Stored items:
'''

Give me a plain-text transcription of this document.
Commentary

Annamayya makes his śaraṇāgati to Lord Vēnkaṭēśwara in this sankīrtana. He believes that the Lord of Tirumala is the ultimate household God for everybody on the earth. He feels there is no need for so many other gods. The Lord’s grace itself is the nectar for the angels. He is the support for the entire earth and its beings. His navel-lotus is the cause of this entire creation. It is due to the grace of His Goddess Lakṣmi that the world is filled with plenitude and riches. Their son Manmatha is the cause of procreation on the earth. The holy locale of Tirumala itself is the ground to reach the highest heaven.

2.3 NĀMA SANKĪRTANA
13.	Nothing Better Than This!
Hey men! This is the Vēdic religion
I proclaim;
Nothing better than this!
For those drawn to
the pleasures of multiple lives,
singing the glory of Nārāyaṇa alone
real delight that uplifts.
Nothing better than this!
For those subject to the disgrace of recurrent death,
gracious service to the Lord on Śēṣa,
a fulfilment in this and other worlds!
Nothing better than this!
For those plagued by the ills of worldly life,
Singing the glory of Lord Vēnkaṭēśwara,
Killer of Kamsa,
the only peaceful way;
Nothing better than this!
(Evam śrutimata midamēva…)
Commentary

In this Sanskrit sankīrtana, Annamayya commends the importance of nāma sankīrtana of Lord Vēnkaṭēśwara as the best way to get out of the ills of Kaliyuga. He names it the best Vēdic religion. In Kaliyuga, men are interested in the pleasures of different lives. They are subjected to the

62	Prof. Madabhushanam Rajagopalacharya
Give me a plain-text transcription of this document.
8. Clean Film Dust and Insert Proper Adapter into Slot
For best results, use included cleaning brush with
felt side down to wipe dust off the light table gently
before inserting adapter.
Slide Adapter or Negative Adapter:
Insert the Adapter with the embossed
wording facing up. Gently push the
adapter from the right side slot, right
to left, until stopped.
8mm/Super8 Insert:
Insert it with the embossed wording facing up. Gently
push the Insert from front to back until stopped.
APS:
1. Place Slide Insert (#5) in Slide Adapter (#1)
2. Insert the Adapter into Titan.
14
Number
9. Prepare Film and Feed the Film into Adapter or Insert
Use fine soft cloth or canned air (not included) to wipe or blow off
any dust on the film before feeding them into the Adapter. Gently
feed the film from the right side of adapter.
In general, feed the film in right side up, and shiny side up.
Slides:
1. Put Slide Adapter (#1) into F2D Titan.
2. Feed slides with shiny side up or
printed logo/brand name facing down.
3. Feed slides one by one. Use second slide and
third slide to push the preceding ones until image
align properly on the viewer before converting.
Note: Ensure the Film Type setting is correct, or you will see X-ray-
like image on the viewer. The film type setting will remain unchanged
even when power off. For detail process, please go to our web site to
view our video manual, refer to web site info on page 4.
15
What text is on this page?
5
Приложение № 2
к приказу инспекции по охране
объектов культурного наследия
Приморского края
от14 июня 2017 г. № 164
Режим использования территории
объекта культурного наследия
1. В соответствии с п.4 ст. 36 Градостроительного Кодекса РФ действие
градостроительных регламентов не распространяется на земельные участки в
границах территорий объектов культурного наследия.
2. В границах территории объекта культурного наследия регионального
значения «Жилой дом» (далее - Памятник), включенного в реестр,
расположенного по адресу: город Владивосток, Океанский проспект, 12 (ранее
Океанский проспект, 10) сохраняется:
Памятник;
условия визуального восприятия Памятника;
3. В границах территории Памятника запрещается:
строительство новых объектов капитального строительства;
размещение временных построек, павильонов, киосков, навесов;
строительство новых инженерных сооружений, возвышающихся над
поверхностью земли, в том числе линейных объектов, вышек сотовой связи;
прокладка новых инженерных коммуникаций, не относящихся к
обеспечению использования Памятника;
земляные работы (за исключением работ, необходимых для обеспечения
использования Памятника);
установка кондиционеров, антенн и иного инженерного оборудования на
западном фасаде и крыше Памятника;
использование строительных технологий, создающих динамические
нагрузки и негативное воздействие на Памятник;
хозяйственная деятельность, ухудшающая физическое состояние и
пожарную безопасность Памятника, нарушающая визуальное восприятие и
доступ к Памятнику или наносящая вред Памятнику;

'''

> _Problem description_
Read through the entries and copy each line in which "right" appears.

> _Answer_
adapter from the right side slot, right
feed the film from the right side of adapter.
In general, feed the film in right side up, and shiny side up.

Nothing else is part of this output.